Pick every line from the data that holds the word "JSON".

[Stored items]
· · · · ·
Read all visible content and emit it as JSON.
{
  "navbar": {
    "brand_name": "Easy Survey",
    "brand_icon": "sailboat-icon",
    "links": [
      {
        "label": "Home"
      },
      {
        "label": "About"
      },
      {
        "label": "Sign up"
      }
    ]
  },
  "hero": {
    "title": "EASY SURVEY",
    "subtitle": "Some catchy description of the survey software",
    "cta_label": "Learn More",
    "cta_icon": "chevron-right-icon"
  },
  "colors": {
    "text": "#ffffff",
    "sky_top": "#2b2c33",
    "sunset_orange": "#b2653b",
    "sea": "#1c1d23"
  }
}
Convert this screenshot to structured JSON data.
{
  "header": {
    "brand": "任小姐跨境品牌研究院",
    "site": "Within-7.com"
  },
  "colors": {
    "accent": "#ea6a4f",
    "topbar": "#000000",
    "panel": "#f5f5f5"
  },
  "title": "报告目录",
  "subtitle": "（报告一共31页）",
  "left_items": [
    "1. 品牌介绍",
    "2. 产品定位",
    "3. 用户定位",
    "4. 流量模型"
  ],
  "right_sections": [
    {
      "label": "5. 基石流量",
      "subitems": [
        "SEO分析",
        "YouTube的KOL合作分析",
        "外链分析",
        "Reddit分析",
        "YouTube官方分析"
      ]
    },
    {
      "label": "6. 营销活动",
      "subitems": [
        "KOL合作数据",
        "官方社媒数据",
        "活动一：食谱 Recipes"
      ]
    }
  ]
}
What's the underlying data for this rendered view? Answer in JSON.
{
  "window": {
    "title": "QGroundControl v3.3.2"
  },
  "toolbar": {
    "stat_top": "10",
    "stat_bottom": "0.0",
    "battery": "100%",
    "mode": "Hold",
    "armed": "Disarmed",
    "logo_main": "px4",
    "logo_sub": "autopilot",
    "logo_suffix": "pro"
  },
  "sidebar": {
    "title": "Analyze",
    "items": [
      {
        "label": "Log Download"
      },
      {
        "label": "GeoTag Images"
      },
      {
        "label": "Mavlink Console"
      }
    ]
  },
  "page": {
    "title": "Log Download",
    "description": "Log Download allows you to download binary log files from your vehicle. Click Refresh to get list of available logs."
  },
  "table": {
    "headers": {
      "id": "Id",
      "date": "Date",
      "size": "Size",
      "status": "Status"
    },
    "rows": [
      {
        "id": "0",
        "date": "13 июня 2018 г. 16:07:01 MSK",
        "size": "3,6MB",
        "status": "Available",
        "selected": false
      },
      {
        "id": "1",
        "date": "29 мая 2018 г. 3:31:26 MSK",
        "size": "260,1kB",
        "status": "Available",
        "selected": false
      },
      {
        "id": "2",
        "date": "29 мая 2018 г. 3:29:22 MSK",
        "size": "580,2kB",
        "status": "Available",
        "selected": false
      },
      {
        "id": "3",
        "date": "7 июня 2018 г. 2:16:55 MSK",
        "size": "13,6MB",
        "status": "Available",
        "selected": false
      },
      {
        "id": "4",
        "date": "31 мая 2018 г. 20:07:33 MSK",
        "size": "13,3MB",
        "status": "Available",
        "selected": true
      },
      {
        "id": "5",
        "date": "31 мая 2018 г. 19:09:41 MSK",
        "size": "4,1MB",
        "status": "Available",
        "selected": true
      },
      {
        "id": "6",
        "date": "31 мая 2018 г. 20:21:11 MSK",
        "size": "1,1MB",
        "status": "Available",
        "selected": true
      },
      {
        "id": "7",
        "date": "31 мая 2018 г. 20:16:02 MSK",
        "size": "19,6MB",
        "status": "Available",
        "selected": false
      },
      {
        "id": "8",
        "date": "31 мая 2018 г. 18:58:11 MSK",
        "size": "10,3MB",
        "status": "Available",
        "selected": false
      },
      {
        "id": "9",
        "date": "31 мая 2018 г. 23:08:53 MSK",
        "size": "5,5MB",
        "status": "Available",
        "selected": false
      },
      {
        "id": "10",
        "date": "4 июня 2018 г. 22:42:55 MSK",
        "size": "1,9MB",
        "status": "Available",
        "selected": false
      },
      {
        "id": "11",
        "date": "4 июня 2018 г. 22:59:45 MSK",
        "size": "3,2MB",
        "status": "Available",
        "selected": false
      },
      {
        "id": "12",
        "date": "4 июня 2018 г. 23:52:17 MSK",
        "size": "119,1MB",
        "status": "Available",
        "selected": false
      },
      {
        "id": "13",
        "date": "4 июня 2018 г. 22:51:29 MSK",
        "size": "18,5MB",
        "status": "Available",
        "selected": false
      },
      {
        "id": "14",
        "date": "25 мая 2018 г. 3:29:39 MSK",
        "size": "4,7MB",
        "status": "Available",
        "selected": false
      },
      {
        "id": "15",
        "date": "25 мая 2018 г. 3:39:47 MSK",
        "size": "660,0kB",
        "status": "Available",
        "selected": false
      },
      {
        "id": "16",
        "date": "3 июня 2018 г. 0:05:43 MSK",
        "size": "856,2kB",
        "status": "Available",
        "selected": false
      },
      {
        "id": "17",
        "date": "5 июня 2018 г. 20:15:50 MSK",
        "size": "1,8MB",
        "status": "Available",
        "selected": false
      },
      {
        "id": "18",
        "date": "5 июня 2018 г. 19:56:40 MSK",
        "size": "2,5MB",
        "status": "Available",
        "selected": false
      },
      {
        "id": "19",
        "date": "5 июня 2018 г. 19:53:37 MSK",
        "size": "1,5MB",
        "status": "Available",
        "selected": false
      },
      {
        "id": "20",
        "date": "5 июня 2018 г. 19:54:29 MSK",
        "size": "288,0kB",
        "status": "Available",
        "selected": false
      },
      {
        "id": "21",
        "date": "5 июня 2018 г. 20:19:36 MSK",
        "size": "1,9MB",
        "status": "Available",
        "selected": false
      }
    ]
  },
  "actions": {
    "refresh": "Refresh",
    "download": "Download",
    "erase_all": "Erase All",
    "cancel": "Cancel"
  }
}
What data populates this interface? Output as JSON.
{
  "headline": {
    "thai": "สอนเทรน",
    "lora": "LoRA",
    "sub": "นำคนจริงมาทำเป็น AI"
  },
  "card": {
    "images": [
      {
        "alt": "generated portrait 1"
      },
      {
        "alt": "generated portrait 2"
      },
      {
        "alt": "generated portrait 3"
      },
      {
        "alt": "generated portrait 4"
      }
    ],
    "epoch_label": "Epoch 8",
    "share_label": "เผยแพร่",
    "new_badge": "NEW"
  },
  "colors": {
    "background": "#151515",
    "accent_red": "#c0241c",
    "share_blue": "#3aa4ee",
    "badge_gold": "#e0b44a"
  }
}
· · · · ·
» Finished answer:
Read all visible content and emit it as JSON.
Convert this screenshot to structured JSON data.
What's the underlying data for this rendered view? Answer in JSON.
What data populates this interface? Output as JSON.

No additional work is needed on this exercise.